[Records provided start]

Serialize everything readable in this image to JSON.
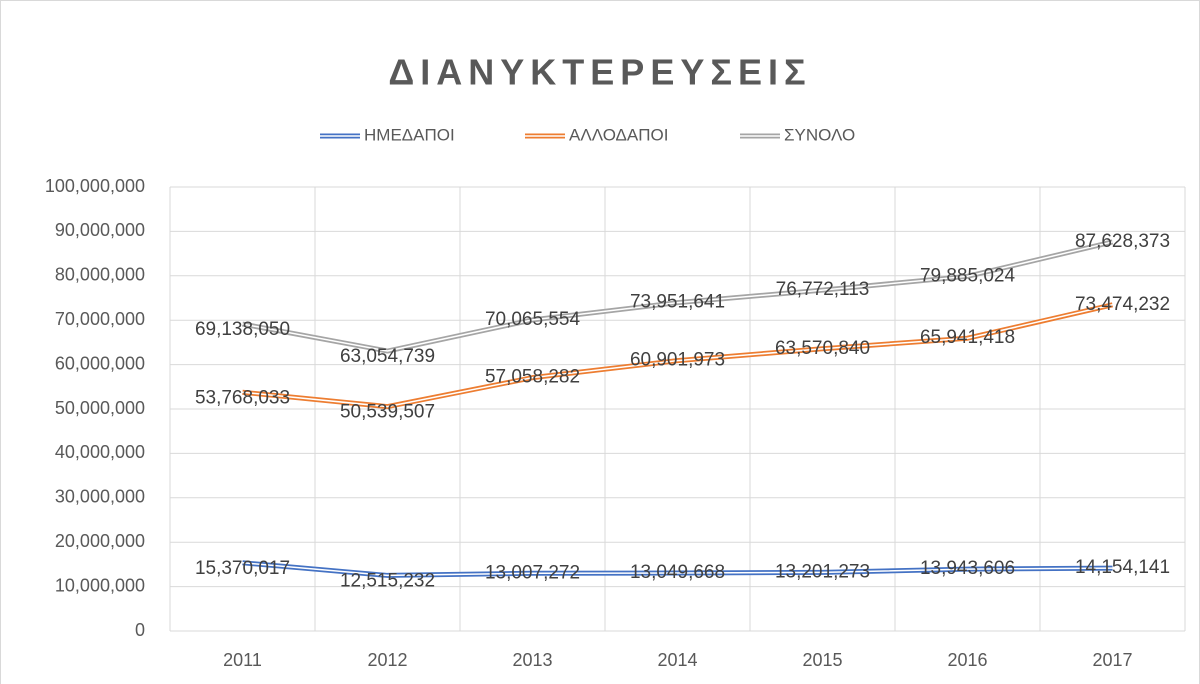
{
  "chart_data": {
    "type": "line",
    "title": "ΔΙΑΝΥΚΤΕΡΕΥΣΕΙΣ",
    "categories": [
      "2011",
      "2012",
      "2013",
      "2014",
      "2015",
      "2016",
      "2017"
    ],
    "series": [
      {
        "name": "ΗΜΕΔΑΠΟΙ",
        "color": "#4472c4",
        "values": [
          15370017,
          12515232,
          13007272,
          13049668,
          13201273,
          13943606,
          14154141
        ],
        "value_labels": [
          "15,370,017",
          "12,515,232",
          "13,007,272",
          "13,049,668",
          "13,201,273",
          "13,943,606",
          "14,154,141"
        ]
      },
      {
        "name": "ΑΛΛΟΔΑΠΟΙ",
        "color": "#ed7d31",
        "values": [
          53768033,
          50539507,
          57058282,
          60901973,
          63570840,
          65941418,
          73474232
        ],
        "value_labels": [
          "53,768,033",
          "50,539,507",
          "57,058,282",
          "60,901,973",
          "63,570,840",
          "65,941,418",
          "73,474,232"
        ]
      },
      {
        "name": "ΣΥΝΟΛΟ",
        "color": "#a5a5a5",
        "values": [
          69138050,
          63054739,
          70065554,
          73951641,
          76772113,
          79885024,
          87628373
        ],
        "value_labels": [
          "69,138,050",
          "63,054,739",
          "70,065,554",
          "73,951,641",
          "76,772,113",
          "79,885,024",
          "87,628,373"
        ]
      }
    ],
    "ylim": [
      0,
      100000000
    ],
    "yticks": [
      0,
      {
        "value": 10000000,
        "label": "10,000,000"
      },
      {
        "value": 20000000,
        "label": "20,000,000"
      },
      {
        "value": 30000000,
        "label": "30,000,000"
      },
      {
        "value": 40000000,
        "label": "40,000,000"
      },
      {
        "value": 50000000,
        "label": "50,000,000"
      },
      {
        "value": 60000000,
        "label": "60,000,000"
      },
      {
        "value": 70000000,
        "label": "70,000,000"
      },
      {
        "value": 80000000,
        "label": "80,000,000"
      },
      {
        "value": 90000000,
        "label": "90,000,000"
      },
      {
        "value": 100000000,
        "label": "100,000,000"
      }
    ],
    "grid": true,
    "legend": "top"
  }
}
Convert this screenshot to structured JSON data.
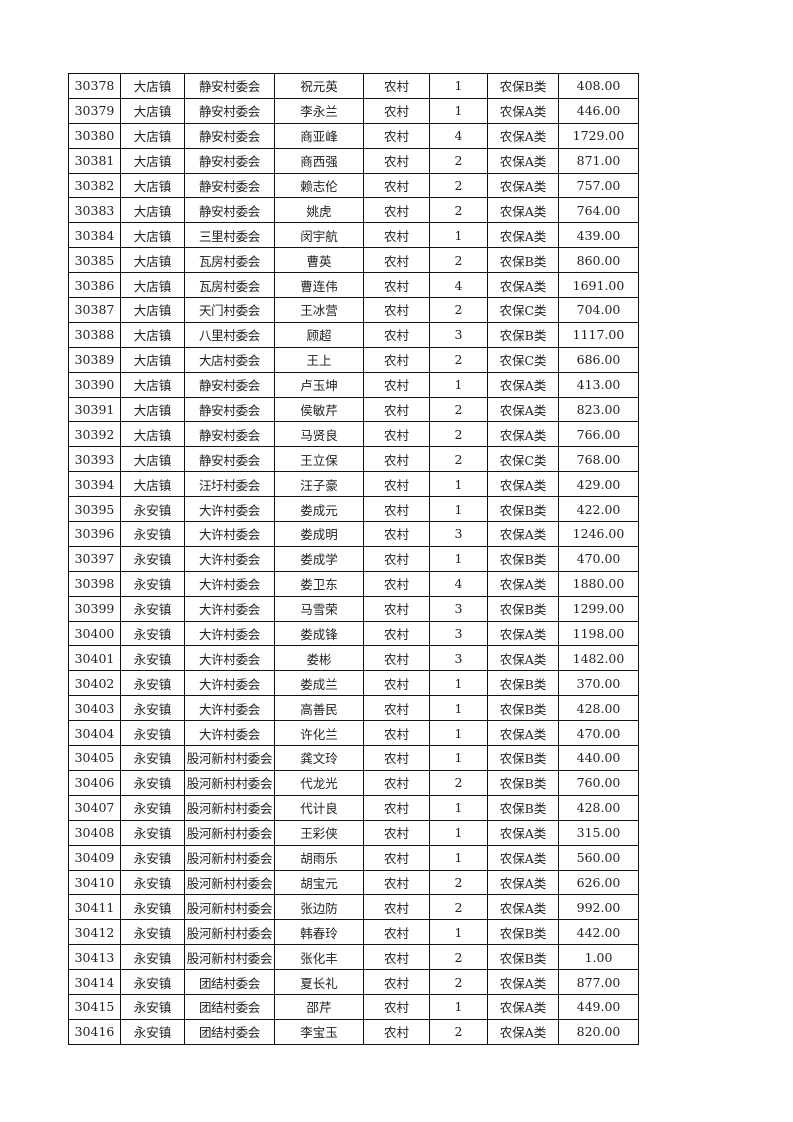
{
  "rows": [
    [
      "30378",
      "大店镇",
      "静安村委会",
      "祝元英",
      "农村",
      "1",
      "农保B类",
      "408.00"
    ],
    [
      "30379",
      "大店镇",
      "静安村委会",
      "李永兰",
      "农村",
      "1",
      "农保A类",
      "446.00"
    ],
    [
      "30380",
      "大店镇",
      "静安村委会",
      "商亚峰",
      "农村",
      "4",
      "农保A类",
      "1729.00"
    ],
    [
      "30381",
      "大店镇",
      "静安村委会",
      "商西强",
      "农村",
      "2",
      "农保A类",
      "871.00"
    ],
    [
      "30382",
      "大店镇",
      "静安村委会",
      "赖志伦",
      "农村",
      "2",
      "农保A类",
      "757.00"
    ],
    [
      "30383",
      "大店镇",
      "静安村委会",
      "姚虎",
      "农村",
      "2",
      "农保A类",
      "764.00"
    ],
    [
      "30384",
      "大店镇",
      "三里村委会",
      "闵宇航",
      "农村",
      "1",
      "农保A类",
      "439.00"
    ],
    [
      "30385",
      "大店镇",
      "瓦房村委会",
      "曹英",
      "农村",
      "2",
      "农保B类",
      "860.00"
    ],
    [
      "30386",
      "大店镇",
      "瓦房村委会",
      "曹连伟",
      "农村",
      "4",
      "农保A类",
      "1691.00"
    ],
    [
      "30387",
      "大店镇",
      "天门村委会",
      "王冰营",
      "农村",
      "2",
      "农保C类",
      "704.00"
    ],
    [
      "30388",
      "大店镇",
      "八里村委会",
      "顾超",
      "农村",
      "3",
      "农保B类",
      "1117.00"
    ],
    [
      "30389",
      "大店镇",
      "大店村委会",
      "王上",
      "农村",
      "2",
      "农保C类",
      "686.00"
    ],
    [
      "30390",
      "大店镇",
      "静安村委会",
      "卢玉坤",
      "农村",
      "1",
      "农保A类",
      "413.00"
    ],
    [
      "30391",
      "大店镇",
      "静安村委会",
      "侯敏芹",
      "农村",
      "2",
      "农保A类",
      "823.00"
    ],
    [
      "30392",
      "大店镇",
      "静安村委会",
      "马贤良",
      "农村",
      "2",
      "农保A类",
      "766.00"
    ],
    [
      "30393",
      "大店镇",
      "静安村委会",
      "王立保",
      "农村",
      "2",
      "农保C类",
      "768.00"
    ],
    [
      "30394",
      "大店镇",
      "汪圩村委会",
      "汪子豪",
      "农村",
      "1",
      "农保A类",
      "429.00"
    ],
    [
      "30395",
      "永安镇",
      "大许村委会",
      "娄成元",
      "农村",
      "1",
      "农保B类",
      "422.00"
    ],
    [
      "30396",
      "永安镇",
      "大许村委会",
      "娄成明",
      "农村",
      "3",
      "农保A类",
      "1246.00"
    ],
    [
      "30397",
      "永安镇",
      "大许村委会",
      "娄成学",
      "农村",
      "1",
      "农保B类",
      "470.00"
    ],
    [
      "30398",
      "永安镇",
      "大许村委会",
      "娄卫东",
      "农村",
      "4",
      "农保A类",
      "1880.00"
    ],
    [
      "30399",
      "永安镇",
      "大许村委会",
      "马雪荣",
      "农村",
      "3",
      "农保B类",
      "1299.00"
    ],
    [
      "30400",
      "永安镇",
      "大许村委会",
      "娄成锋",
      "农村",
      "3",
      "农保A类",
      "1198.00"
    ],
    [
      "30401",
      "永安镇",
      "大许村委会",
      "娄彬",
      "农村",
      "3",
      "农保A类",
      "1482.00"
    ],
    [
      "30402",
      "永安镇",
      "大许村委会",
      "娄成兰",
      "农村",
      "1",
      "农保B类",
      "370.00"
    ],
    [
      "30403",
      "永安镇",
      "大许村委会",
      "高善民",
      "农村",
      "1",
      "农保B类",
      "428.00"
    ],
    [
      "30404",
      "永安镇",
      "大许村委会",
      "许化兰",
      "农村",
      "1",
      "农保A类",
      "470.00"
    ],
    [
      "30405",
      "永安镇",
      "股河新村村委会",
      "龚文玲",
      "农村",
      "1",
      "农保B类",
      "440.00"
    ],
    [
      "30406",
      "永安镇",
      "股河新村村委会",
      "代龙光",
      "农村",
      "2",
      "农保B类",
      "760.00"
    ],
    [
      "30407",
      "永安镇",
      "股河新村村委会",
      "代计良",
      "农村",
      "1",
      "农保B类",
      "428.00"
    ],
    [
      "30408",
      "永安镇",
      "股河新村村委会",
      "王彩侠",
      "农村",
      "1",
      "农保A类",
      "315.00"
    ],
    [
      "30409",
      "永安镇",
      "股河新村村委会",
      "胡雨乐",
      "农村",
      "1",
      "农保A类",
      "560.00"
    ],
    [
      "30410",
      "永安镇",
      "股河新村村委会",
      "胡宝元",
      "农村",
      "2",
      "农保A类",
      "626.00"
    ],
    [
      "30411",
      "永安镇",
      "股河新村村委会",
      "张边防",
      "农村",
      "2",
      "农保A类",
      "992.00"
    ],
    [
      "30412",
      "永安镇",
      "股河新村村委会",
      "韩春玲",
      "农村",
      "1",
      "农保B类",
      "442.00"
    ],
    [
      "30413",
      "永安镇",
      "股河新村村委会",
      "张化丰",
      "农村",
      "2",
      "农保B类",
      "1.00"
    ],
    [
      "30414",
      "永安镇",
      "团结村委会",
      "夏长礼",
      "农村",
      "2",
      "农保A类",
      "877.00"
    ],
    [
      "30415",
      "永安镇",
      "团结村委会",
      "邵芹",
      "农村",
      "1",
      "农保A类",
      "449.00"
    ],
    [
      "30416",
      "永安镇",
      "团结村委会",
      "李宝玉",
      "农村",
      "2",
      "农保A类",
      "820.00"
    ]
  ]
}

[Records provided end]

What the task requires
Copy each line in the data that holds the word "color".

Exercise response
        "color": "#4472c4",
        "color": "#ed7d31",
        "color": "#a5a5a5",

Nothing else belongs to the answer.